▸ Exercise inputs:
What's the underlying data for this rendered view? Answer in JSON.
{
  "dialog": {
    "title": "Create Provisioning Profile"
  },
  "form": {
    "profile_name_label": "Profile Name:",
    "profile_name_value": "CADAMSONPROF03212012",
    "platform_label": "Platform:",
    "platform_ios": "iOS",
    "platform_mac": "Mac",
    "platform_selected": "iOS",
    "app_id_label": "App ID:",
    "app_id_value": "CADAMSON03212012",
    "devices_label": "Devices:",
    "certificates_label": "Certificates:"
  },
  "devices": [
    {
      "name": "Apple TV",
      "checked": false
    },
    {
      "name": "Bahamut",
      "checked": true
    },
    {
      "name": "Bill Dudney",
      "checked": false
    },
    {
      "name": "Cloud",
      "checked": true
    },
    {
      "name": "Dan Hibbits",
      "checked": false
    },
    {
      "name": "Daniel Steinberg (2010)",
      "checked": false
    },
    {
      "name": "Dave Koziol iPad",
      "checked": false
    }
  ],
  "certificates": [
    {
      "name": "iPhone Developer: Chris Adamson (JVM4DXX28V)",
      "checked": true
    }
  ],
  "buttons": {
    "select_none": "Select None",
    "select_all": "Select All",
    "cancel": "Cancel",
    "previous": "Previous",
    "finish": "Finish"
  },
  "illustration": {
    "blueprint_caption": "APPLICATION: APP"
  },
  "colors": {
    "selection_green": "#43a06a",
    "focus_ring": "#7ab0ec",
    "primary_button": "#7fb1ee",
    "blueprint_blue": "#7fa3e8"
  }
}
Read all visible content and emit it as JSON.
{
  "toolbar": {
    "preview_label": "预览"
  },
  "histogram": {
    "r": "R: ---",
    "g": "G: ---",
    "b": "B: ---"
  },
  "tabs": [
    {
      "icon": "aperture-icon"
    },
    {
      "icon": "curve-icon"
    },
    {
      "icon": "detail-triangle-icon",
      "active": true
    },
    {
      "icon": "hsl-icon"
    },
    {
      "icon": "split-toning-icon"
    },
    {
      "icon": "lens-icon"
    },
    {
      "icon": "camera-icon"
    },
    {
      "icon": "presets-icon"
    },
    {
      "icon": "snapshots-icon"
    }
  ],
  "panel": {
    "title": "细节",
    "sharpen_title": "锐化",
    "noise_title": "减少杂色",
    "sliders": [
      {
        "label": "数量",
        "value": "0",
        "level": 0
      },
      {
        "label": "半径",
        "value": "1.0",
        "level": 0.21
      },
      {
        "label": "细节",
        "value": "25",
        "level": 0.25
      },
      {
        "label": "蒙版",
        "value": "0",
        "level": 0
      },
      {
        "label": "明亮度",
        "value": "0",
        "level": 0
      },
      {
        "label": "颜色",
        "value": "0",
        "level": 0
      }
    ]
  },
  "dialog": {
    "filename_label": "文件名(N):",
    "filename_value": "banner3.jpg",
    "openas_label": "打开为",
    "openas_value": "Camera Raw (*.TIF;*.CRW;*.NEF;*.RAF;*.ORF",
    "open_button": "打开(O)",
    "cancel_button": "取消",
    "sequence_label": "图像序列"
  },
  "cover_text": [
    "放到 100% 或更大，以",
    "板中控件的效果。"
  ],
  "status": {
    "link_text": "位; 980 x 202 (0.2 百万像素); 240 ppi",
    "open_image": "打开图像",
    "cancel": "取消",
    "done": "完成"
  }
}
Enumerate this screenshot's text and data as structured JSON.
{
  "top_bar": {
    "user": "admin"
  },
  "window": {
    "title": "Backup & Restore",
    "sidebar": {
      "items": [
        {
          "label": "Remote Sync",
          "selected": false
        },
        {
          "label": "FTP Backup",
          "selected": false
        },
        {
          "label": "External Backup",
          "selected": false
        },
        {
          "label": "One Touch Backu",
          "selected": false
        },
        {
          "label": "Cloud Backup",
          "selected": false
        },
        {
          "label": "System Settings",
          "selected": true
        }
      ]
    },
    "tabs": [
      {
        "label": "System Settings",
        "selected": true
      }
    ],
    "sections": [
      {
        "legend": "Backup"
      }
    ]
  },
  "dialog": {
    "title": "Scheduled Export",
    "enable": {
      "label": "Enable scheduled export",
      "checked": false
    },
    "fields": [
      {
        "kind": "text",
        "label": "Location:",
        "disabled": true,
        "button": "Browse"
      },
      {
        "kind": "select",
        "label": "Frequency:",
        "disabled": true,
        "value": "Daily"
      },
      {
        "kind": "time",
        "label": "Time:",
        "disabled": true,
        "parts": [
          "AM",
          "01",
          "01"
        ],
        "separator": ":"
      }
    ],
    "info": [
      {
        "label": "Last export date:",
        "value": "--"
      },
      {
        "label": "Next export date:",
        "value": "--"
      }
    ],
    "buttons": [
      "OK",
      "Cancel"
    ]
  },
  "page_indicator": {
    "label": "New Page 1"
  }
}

▸ Short exercise: Quote every entry exactly.

▸ Task result:
What's the underlying data for this rendered view? Answer in JSON.
{
  "dialog": {
    "title": "Create Provisioning Profile"
  },
  "form": {
    "profile_name_label": "Profile Name:",
    "profile_name_value": "CADAMSONPROF03212012",
    "platform_label": "Platform:",
    "platform_ios": "iOS",
    "platform_mac": "Mac",
    "platform_selected": "iOS",
    "app_id_label": "App ID:",
    "app_id_value": "CADAMSON03212012",
    "devices_label": "Devices:",
    "certificates_label": "Certificates:"
  },
  "devices": [
    {
      "name": "Apple TV",
      "checked": false
    },
    {
      "name": "Bahamut",
      "checked": true
    },
    {
      "name": "Bill Dudney",
      "checked": false
    },
    {
      "name": "Cloud",
      "checked": true
    },
    {
      "name": "Dan Hibbits",
      "checked": false
    },
    {
      "name": "Daniel Steinberg (2010)",
      "checked": false
    },
    {
      "name": "Dave Koziol iPad",
      "checked": false
    }
  ],
  "certificates": [
    {
      "name": "iPhone Developer: Chris Adamson (JVM4DXX28V)",
      "checked": true
    }
  ],
  "buttons": {
    "select_none": "Select None",
    "select_all": "Select All",
    "cancel": "Cancel",
    "previous": "Previous",
    "finish": "Finish"
  },
  "illustration": {
    "blueprint_caption": "APPLICATION: APP"
  },
  "colors": {
    "selection_green": "#43a06a",
    "focus_ring": "#7ab0ec",
    "primary_button": "#7fb1ee",
    "blueprint_blue": "#7fa3e8"
  }
}
Read all visible content and emit it as JSON.
{
  "toolbar": {
    "preview_label": "预览"
  },
  "histogram": {
    "r": "R: ---",
    "g": "G: ---",
    "b": "B: ---"
  },
  "tabs": [
    {
      "icon": "aperture-icon"
    },
    {
      "icon": "curve-icon"
    },
    {
      "icon": "detail-triangle-icon",
      "active": true
    },
    {
      "icon": "hsl-icon"
    },
    {
      "icon": "split-toning-icon"
    },
    {
      "icon": "lens-icon"
    },
    {
      "icon": "camera-icon"
    },
    {
      "icon": "presets-icon"
    },
    {
      "icon": "snapshots-icon"
    }
  ],
  "panel": {
    "title": "细节",
    "sharpen_title": "锐化",
    "noise_title": "减少杂色",
    "sliders": [
      {
        "label": "数量",
        "value": "0",
        "level": 0
      },
      {
        "label": "半径",
        "value": "1.0",
        "level": 0.21
      },
      {
        "label": "细节",
        "value": "25",
        "level": 0.25
      },
      {
        "label": "蒙版",
        "value": "0",
        "level": 0
      },
      {
        "label": "明亮度",
        "value": "0",
        "level": 0
      },
      {
        "label": "颜色",
        "value": "0",
        "level": 0
      }
    ]
  },
  "dialog": {
    "filename_label": "文件名(N):",
    "filename_value": "banner3.jpg",
    "openas_label": "打开为",
    "openas_value": "Camera Raw (*.TIF;*.CRW;*.NEF;*.RAF;*.ORF",
    "open_button": "打开(O)",
    "cancel_button": "取消",
    "sequence_label": "图像序列"
  },
  "cover_text": [
    "放到 100% 或更大，以",
    "板中控件的效果。"
  ],
  "status": {
    "link_text": "位; 980 x 202 (0.2 百万像素); 240 ppi",
    "open_image": "打开图像",
    "cancel": "取消",
    "done": "完成"
  }
}
Enumerate this screenshot's text and data as structured JSON.
{
  "top_bar": {
    "user": "admin"
  },
  "window": {
    "title": "Backup & Restore",
    "sidebar": {
      "items": [
        {
          "label": "Remote Sync",
          "selected": false
        },
        {
          "label": "FTP Backup",
          "selected": false
        },
        {
          "label": "External Backup",
          "selected": false
        },
        {
          "label": "One Touch Backu",
          "selected": false
        },
        {
          "label": "Cloud Backup",
          "selected": false
        },
        {
          "label": "System Settings",
          "selected": true
        }
      ]
    },
    "tabs": [
      {
        "label": "System Settings",
        "selected": true
      }
    ],
    "sections": [
      {
        "legend": "Backup"
      }
    ]
  },
  "dialog": {
    "title": "Scheduled Export",
    "enable": {
      "label": "Enable scheduled export",
      "checked": false
    },
    "fields": [
      {
        "kind": "text",
        "label": "Location:",
        "disabled": true,
        "button": "Browse"
      },
      {
        "kind": "select",
        "label": "Frequency:",
        "disabled": true,
        "value": "Daily"
      },
      {
        "kind": "time",
        "label": "Time:",
        "disabled": true,
        "parts": [
          "AM",
          "01",
          "01"
        ],
        "separator": ":"
      }
    ],
    "info": [
      {
        "label": "Last export date:",
        "value": "--"
      },
      {
        "label": "Next export date:",
        "value": "--"
      }
    ],
    "buttons": [
      "OK",
      "Cancel"
    ]
  },
  "page_indicator": {
    "label": "New Page 1"
  }
}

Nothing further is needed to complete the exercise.